**ACTIVITY**.
Transcribe the following records exactly, images excluded.

• • • • • • •

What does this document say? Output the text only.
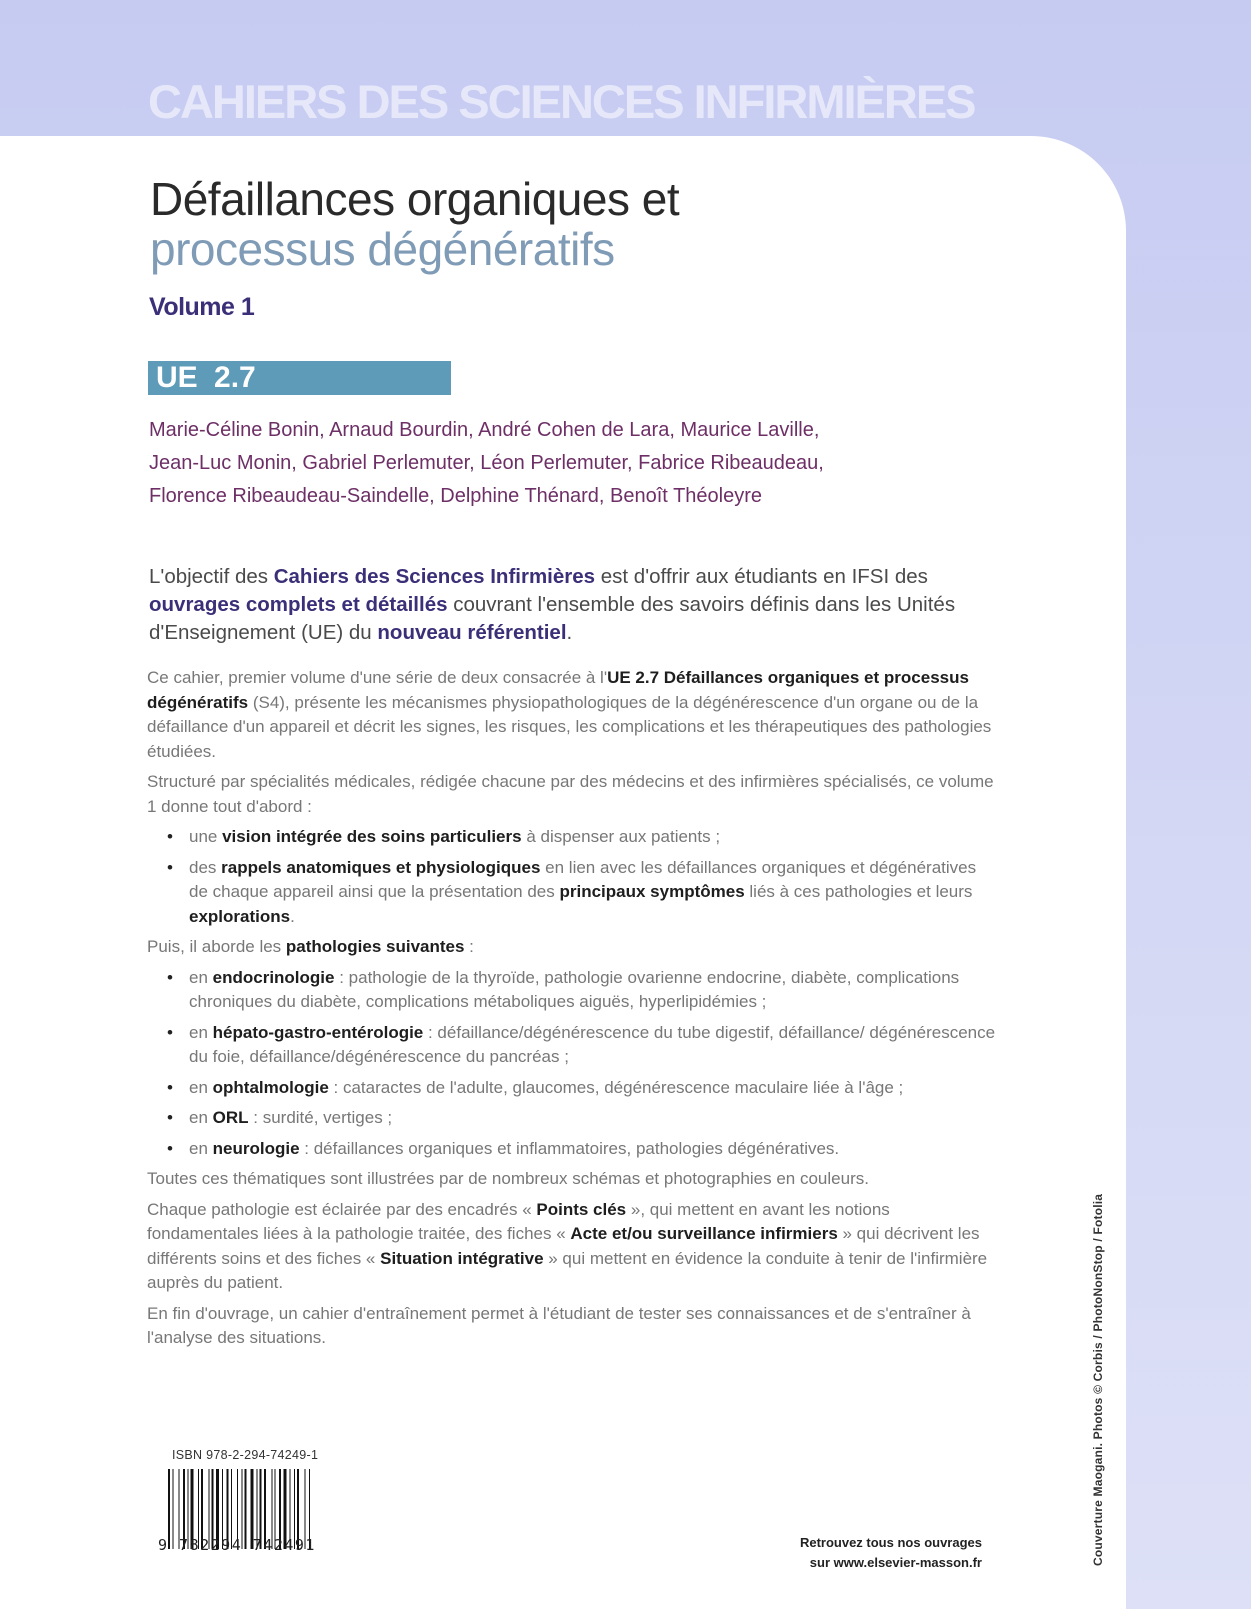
CAHIERS DES SCIENCES INFIRMIÈRES
Défaillances organiques et
processus dégénératifs
Volume 1
UE 2.7
Marie-Céline Bonin, Arnaud Bourdin, André Cohen de Lara, Maurice Laville,
Jean-Luc Monin, Gabriel Perlemuter, Léon Perlemuter, Fabrice Ribeaudeau,
Florence Ribeaudeau-Saindelle, Delphine Thénard, Benoît Théoleyre
L'objectif des Cahiers des Sciences Infirmières est d'offrir aux étudiants en IFSI des ouvrages complets et détaillés couvrant l'ensemble des savoirs définis dans les Unités d'Enseignement (UE) du nouveau référentiel.

Ce cahier, premier volume d'une série de deux consacrée à l'UE 2.7 Défaillances organiques et processus dégénératifs (S4), présente les mécanismes physiopathologiques de la dégénérescence d'un organe ou de la défaillance d'un appareil et décrit les signes, les risques, les complications et les thérapeutiques des pathologies étudiées.

Structuré par spécialités médicales, rédigée chacune par des médecins et des infirmières spécialisés, ce volume 1 donne tout d'abord :

• une vision intégrée des soins particuliers à dispenser aux patients ;
• des rappels anatomiques et physiologiques en lien avec les défaillances organiques et dégénératives de chaque appareil ainsi que la présentation des principaux symptômes liés à ces pathologies et leurs explorations.

Puis, il aborde les pathologies suivantes :

• en endocrinologie : pathologie de la thyroïde, pathologie ovarienne endocrine, diabète, complications chroniques du diabète, complications métaboliques aiguës, hyperlipidémies ;
• en hépato-gastro-entérologie : défaillance/dégénérescence du tube digestif, défaillance/ dégénérescence du foie, défaillance/dégénérescence du pancréas ;
• en ophtalmologie : cataractes de l'adulte, glaucomes, dégénérescence maculaire liée à l'âge ;
• en ORL : surdité, vertiges ;
• en neurologie : défaillances organiques et inflammatoires, pathologies dégénératives.

Toutes ces thématiques sont illustrées par de nombreux schémas et photographies en couleurs.

Chaque pathologie est éclairée par des encadrés « Points clés », qui mettent en avant les notions fondamentales liées à la pathologie traitée, des fiches « Acte et/ou surveillance infirmiers » qui décrivent les différents soins et des fiches « Situation intégrative » qui mettent en évidence la conduite à tenir de l'infirmière auprès du patient.

En fin d'ouvrage, un cahier d'entraînement permet à l'étudiant de tester ses connaissances et de s'entraîner à l'analyse des situations.

ISBN 978-2-294-74249-1
9 782294 742491	Retrouvez tous nos ouvrages
sur www.elsevier-masson.fr	Couverture Maogani. Photos © Corbis / PhotoNonStop / Fotolia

• • • • • • •

**ANSWER AREA**.
What does this document say? Output the text only.
CAHIERS DES SCIENCES INFIRMIÈRES
Défaillances organiques et
processus dégénératifs
Volume 1
UE 2.7
Marie-Céline Bonin, Arnaud Bourdin, André Cohen de Lara, Maurice Laville,
Jean-Luc Monin, Gabriel Perlemuter, Léon Perlemuter, Fabrice Ribeaudeau,
Florence Ribeaudeau-Saindelle, Delphine Thénard, Benoît Théoleyre
L'objectif des Cahiers des Sciences Infirmières est d'offrir aux étudiants en IFSI des ouvrages complets et détaillés couvrant l'ensemble des savoirs définis dans les Unités d'Enseignement (UE) du nouveau référentiel.

Ce cahier, premier volume d'une série de deux consacrée à l'UE 2.7 Défaillances organiques et processus dégénératifs (S4), présente les mécanismes physiopathologiques de la dégénérescence d'un organe ou de la défaillance d'un appareil et décrit les signes, les risques, les complications et les thérapeutiques des pathologies étudiées.

Structuré par spécialités médicales, rédigée chacune par des médecins et des infirmières spécialisés, ce volume 1 donne tout d'abord :

• une vision intégrée des soins particuliers à dispenser aux patients ;
• des rappels anatomiques et physiologiques en lien avec les défaillances organiques et dégénératives de chaque appareil ainsi que la présentation des principaux symptômes liés à ces pathologies et leurs explorations.

Puis, il aborde les pathologies suivantes :

• en endocrinologie : pathologie de la thyroïde, pathologie ovarienne endocrine, diabète, complications chroniques du diabète, complications métaboliques aiguës, hyperlipidémies ;
• en hépato-gastro-entérologie : défaillance/dégénérescence du tube digestif, défaillance/ dégénérescence du foie, défaillance/dégénérescence du pancréas ;
• en ophtalmologie : cataractes de l'adulte, glaucomes, dégénérescence maculaire liée à l'âge ;
• en ORL : surdité, vertiges ;
• en neurologie : défaillances organiques et inflammatoires, pathologies dégénératives.

Toutes ces thématiques sont illustrées par de nombreux schémas et photographies en couleurs.

Chaque pathologie est éclairée par des encadrés « Points clés », qui mettent en avant les notions fondamentales liées à la pathologie traitée, des fiches « Acte et/ou surveillance infirmiers » qui décrivent les différents soins et des fiches « Situation intégrative » qui mettent en évidence la conduite à tenir de l'infirmière auprès du patient.

En fin d'ouvrage, un cahier d'entraînement permet à l'étudiant de tester ses connaissances et de s'entraîner à l'analyse des situations.

ISBN 978-2-294-74249-1
9 782294 742491	Retrouvez tous nos ouvrages
sur www.elsevier-masson.fr	Couverture Maogani. Photos © Corbis / PhotoNonStop / Fotolia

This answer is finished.